(Entries with figure data)

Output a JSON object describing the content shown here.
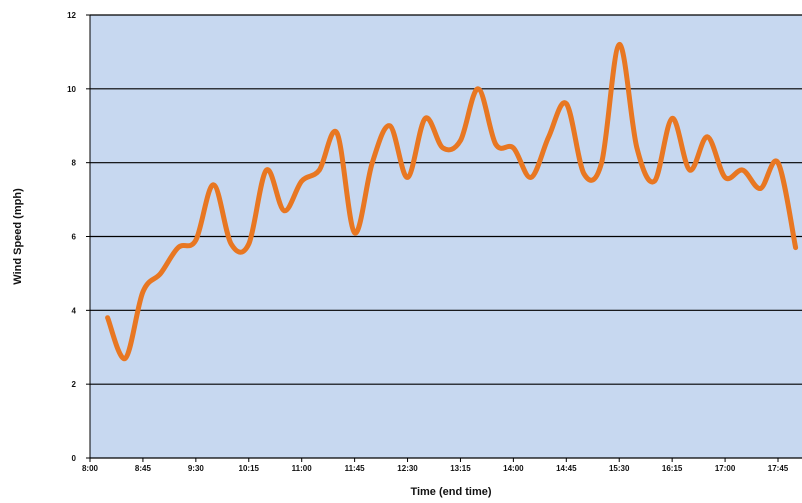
{
  "chart_data": {
    "type": "line",
    "title": "",
    "xlabel": "Time (end time)",
    "ylabel": "Wind Speed (mph)",
    "ylim": [
      0,
      12
    ],
    "yticks": [
      "0",
      "2",
      "4",
      "6",
      "8",
      "10",
      "12"
    ],
    "xticks": [
      "8:00",
      "8:45",
      "9:30",
      "10:15",
      "11:00",
      "11:45",
      "12:30",
      "13:15",
      "14:00",
      "14:45",
      "15:30",
      "16:15",
      "17:00",
      "17:45"
    ],
    "grid": true,
    "legend": "none",
    "x": [
      "8:15",
      "8:30",
      "8:45",
      "9:00",
      "9:15",
      "9:30",
      "9:45",
      "10:00",
      "10:15",
      "10:30",
      "10:45",
      "11:00",
      "11:15",
      "11:30",
      "11:45",
      "12:00",
      "12:15",
      "12:30",
      "12:45",
      "13:00",
      "13:15",
      "13:30",
      "13:45",
      "14:00",
      "14:15",
      "14:30",
      "14:45",
      "15:00",
      "15:15",
      "15:30",
      "15:45",
      "16:00",
      "16:15",
      "16:30",
      "16:45",
      "17:00",
      "17:15",
      "17:30",
      "17:45",
      "18:00"
    ],
    "series": [
      {
        "values": [
          3.8,
          2.7,
          4.5,
          5.0,
          5.7,
          5.9,
          7.4,
          5.8,
          5.8,
          7.8,
          6.7,
          7.5,
          7.8,
          8.8,
          6.1,
          8.0,
          9.0,
          7.6,
          9.2,
          8.4,
          8.6,
          10.0,
          8.5,
          8.4,
          7.6,
          8.7,
          9.6,
          7.7,
          8.0,
          11.2,
          8.4,
          7.5,
          9.2,
          7.8,
          8.7,
          7.6,
          7.8,
          7.3,
          8.0,
          5.7
        ]
      }
    ],
    "colors": {
      "plot_background": "#c7d8f0",
      "line": "#e87722",
      "gridline": "#000000"
    }
  }
}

▶ [Direction]
Transcribe the records above exactly as they appear, leaving out any pictures.

▶ [Task output]
Output a JSON object describing the content shown here.
{
  "chart_data": {
    "type": "line",
    "title": "",
    "xlabel": "Time (end time)",
    "ylabel": "Wind Speed (mph)",
    "ylim": [
      0,
      12
    ],
    "yticks": [
      "0",
      "2",
      "4",
      "6",
      "8",
      "10",
      "12"
    ],
    "xticks": [
      "8:00",
      "8:45",
      "9:30",
      "10:15",
      "11:00",
      "11:45",
      "12:30",
      "13:15",
      "14:00",
      "14:45",
      "15:30",
      "16:15",
      "17:00",
      "17:45"
    ],
    "grid": true,
    "legend": "none",
    "x": [
      "8:15",
      "8:30",
      "8:45",
      "9:00",
      "9:15",
      "9:30",
      "9:45",
      "10:00",
      "10:15",
      "10:30",
      "10:45",
      "11:00",
      "11:15",
      "11:30",
      "11:45",
      "12:00",
      "12:15",
      "12:30",
      "12:45",
      "13:00",
      "13:15",
      "13:30",
      "13:45",
      "14:00",
      "14:15",
      "14:30",
      "14:45",
      "15:00",
      "15:15",
      "15:30",
      "15:45",
      "16:00",
      "16:15",
      "16:30",
      "16:45",
      "17:00",
      "17:15",
      "17:30",
      "17:45",
      "18:00"
    ],
    "series": [
      {
        "values": [
          3.8,
          2.7,
          4.5,
          5.0,
          5.7,
          5.9,
          7.4,
          5.8,
          5.8,
          7.8,
          6.7,
          7.5,
          7.8,
          8.8,
          6.1,
          8.0,
          9.0,
          7.6,
          9.2,
          8.4,
          8.6,
          10.0,
          8.5,
          8.4,
          7.6,
          8.7,
          9.6,
          7.7,
          8.0,
          11.2,
          8.4,
          7.5,
          9.2,
          7.8,
          8.7,
          7.6,
          7.8,
          7.3,
          8.0,
          5.7
        ]
      }
    ],
    "colors": {
      "plot_background": "#c7d8f0",
      "line": "#e87722",
      "gridline": "#000000"
    }
  }
}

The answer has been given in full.